- SET TASK: Read through the data and report every line in which the word "this" occurs.

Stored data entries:
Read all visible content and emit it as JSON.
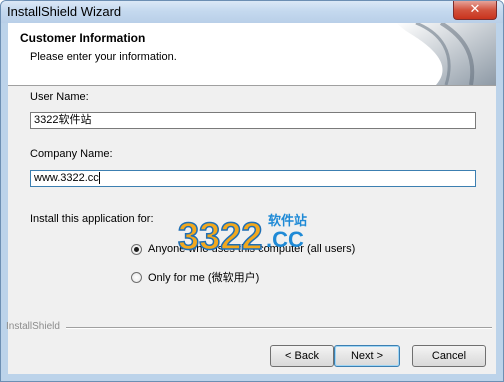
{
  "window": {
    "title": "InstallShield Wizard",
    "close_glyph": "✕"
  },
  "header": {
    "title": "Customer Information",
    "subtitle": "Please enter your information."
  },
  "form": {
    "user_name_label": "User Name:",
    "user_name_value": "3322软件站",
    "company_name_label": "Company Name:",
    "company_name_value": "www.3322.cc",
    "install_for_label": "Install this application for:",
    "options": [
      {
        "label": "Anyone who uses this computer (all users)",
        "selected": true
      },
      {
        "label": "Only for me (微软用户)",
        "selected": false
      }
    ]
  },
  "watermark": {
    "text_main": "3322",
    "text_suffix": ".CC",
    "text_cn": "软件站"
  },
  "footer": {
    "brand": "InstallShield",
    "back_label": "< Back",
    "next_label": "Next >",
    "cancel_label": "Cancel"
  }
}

---

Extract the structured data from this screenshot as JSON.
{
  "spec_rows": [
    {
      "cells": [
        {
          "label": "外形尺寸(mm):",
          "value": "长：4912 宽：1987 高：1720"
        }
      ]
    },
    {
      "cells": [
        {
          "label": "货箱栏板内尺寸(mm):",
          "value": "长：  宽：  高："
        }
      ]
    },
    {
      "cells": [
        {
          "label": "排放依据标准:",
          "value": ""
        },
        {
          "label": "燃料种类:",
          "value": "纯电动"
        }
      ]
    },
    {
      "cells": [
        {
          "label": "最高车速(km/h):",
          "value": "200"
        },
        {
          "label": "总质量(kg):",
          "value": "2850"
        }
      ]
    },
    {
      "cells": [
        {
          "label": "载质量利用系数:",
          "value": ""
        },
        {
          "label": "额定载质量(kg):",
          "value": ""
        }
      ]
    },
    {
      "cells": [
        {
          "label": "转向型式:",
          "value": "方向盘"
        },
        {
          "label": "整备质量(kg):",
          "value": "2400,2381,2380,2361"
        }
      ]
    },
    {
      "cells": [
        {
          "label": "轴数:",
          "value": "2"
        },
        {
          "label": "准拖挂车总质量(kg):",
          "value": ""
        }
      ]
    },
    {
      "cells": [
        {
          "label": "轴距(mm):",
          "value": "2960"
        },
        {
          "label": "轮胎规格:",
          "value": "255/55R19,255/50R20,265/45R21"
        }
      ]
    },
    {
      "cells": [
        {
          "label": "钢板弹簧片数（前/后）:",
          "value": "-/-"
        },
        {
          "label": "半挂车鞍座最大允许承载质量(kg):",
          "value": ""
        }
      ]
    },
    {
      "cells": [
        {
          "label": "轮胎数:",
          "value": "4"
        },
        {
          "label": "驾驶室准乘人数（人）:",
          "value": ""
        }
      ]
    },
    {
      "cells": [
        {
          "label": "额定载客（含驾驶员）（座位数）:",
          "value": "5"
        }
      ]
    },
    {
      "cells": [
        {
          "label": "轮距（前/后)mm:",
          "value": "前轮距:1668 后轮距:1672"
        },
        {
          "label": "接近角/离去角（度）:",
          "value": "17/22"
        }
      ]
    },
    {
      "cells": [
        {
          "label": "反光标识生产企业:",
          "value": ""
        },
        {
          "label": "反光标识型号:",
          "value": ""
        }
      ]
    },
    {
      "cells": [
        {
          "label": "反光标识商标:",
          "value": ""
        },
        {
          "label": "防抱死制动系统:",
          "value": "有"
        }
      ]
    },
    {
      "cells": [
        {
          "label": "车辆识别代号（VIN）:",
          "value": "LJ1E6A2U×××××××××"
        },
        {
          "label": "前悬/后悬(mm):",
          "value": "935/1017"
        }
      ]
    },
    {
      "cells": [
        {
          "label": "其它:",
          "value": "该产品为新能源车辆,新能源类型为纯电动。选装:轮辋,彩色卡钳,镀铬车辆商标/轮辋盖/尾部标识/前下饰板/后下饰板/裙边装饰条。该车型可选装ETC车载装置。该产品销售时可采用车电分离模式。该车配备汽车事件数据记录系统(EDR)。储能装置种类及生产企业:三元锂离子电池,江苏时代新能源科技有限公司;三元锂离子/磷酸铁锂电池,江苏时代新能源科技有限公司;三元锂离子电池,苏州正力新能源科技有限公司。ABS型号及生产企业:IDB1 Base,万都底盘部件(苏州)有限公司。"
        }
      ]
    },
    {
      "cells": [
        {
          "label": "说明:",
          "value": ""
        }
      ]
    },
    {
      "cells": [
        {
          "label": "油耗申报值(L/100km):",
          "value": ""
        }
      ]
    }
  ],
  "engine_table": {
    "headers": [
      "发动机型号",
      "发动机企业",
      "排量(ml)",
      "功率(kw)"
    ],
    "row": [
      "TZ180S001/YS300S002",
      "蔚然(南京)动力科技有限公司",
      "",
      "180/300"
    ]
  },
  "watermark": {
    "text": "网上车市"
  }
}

* * *

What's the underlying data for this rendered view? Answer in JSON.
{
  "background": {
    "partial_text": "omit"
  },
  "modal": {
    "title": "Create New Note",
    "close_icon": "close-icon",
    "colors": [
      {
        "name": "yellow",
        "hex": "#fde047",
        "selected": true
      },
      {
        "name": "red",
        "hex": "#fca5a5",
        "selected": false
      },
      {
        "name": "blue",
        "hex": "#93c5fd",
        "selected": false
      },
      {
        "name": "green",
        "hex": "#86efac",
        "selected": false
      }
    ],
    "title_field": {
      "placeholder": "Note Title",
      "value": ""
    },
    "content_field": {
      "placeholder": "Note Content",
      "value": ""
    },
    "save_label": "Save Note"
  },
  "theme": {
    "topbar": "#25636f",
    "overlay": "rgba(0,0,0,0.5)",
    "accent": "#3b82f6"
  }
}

- ANSWER BELOW:
    "install_for_label": "Install this application for:",
        "label": "Anyone who uses this computer (all users)",
Extract the structured data from this screenshot as JSON.
What's the underlying data for this rendered view? Answer in JSON.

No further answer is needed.